• Request: Lines holding the string "header" are the ones to copy from this listing.

• Available records:
◆ ◆ ◆ ◆

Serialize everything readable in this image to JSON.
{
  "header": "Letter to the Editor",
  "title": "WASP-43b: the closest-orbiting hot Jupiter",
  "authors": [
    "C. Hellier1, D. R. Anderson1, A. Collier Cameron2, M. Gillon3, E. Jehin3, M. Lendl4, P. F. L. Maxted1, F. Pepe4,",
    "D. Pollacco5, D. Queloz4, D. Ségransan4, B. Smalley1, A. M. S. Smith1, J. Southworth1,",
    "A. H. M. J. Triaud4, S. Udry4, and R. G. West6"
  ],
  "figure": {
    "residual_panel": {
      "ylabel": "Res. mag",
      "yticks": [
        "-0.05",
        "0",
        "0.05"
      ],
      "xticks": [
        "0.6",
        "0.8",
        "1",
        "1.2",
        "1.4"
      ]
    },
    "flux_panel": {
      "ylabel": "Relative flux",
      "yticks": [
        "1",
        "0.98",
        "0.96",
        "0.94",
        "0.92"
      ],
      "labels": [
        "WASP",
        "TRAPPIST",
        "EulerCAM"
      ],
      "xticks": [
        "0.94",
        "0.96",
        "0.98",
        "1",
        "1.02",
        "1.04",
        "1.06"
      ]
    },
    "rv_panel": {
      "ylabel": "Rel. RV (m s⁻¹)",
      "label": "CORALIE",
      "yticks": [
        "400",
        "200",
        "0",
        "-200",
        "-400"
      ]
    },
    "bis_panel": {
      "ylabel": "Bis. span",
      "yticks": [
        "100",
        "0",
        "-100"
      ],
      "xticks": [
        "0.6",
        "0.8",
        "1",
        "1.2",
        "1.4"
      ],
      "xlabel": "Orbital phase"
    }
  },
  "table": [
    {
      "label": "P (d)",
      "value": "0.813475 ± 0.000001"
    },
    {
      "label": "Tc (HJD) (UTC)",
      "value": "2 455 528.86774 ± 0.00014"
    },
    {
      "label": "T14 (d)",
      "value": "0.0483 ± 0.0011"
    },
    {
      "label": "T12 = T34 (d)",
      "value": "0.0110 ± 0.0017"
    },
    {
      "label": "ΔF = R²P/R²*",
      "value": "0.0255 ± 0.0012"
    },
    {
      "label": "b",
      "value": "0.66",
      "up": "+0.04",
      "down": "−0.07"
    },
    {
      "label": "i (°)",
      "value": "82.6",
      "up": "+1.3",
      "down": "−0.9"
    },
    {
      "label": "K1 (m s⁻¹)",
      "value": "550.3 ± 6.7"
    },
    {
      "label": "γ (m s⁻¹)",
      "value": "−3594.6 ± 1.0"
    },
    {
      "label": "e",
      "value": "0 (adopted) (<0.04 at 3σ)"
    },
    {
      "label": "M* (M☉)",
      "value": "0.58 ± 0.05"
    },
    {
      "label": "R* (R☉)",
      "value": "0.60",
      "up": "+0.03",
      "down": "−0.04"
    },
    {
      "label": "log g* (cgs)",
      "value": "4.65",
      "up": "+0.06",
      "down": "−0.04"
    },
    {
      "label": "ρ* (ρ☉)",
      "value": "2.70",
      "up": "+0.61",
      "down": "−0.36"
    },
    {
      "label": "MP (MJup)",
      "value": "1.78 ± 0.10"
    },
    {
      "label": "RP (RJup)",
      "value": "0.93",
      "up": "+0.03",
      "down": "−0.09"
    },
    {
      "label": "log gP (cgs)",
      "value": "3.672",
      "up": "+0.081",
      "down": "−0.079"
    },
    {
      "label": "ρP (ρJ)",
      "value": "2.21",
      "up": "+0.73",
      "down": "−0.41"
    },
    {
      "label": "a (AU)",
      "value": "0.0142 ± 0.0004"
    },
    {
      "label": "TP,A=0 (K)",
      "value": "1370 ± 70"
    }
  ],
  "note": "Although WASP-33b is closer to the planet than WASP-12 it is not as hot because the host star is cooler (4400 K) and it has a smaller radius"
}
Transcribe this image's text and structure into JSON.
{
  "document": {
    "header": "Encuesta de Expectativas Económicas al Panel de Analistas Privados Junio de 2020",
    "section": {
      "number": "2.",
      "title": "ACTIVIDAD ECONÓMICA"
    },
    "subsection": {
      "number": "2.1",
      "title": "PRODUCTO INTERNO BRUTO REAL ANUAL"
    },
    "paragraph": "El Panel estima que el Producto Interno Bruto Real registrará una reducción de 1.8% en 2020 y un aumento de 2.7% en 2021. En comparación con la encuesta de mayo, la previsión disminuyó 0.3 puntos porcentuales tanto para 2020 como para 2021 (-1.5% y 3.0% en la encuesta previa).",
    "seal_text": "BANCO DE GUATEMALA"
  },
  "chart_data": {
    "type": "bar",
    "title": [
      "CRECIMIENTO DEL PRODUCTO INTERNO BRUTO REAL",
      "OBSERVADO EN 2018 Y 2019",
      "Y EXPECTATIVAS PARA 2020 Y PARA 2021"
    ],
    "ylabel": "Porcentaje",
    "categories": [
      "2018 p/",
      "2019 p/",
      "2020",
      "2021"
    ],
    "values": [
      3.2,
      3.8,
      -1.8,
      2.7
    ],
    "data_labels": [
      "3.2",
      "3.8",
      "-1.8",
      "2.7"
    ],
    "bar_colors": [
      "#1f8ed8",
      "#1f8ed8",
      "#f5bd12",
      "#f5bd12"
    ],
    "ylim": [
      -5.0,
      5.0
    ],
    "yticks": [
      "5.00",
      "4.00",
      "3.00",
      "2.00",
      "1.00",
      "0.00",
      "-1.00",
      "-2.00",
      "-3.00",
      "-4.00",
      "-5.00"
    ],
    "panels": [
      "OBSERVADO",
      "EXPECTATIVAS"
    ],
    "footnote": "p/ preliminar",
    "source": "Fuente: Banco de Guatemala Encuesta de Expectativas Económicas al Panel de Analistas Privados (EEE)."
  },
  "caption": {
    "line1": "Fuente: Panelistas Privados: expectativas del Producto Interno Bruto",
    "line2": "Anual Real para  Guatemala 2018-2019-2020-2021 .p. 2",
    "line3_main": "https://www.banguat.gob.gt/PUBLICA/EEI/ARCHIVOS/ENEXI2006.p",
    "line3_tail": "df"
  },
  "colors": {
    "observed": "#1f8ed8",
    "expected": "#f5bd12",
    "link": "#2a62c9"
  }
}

◆ ◆ ◆ ◆

• Full response:
  "header": "Letter to the Editor",
    "header": "Encuesta de Expectativas Económicas al Panel de Analistas Privados Junio de 2020",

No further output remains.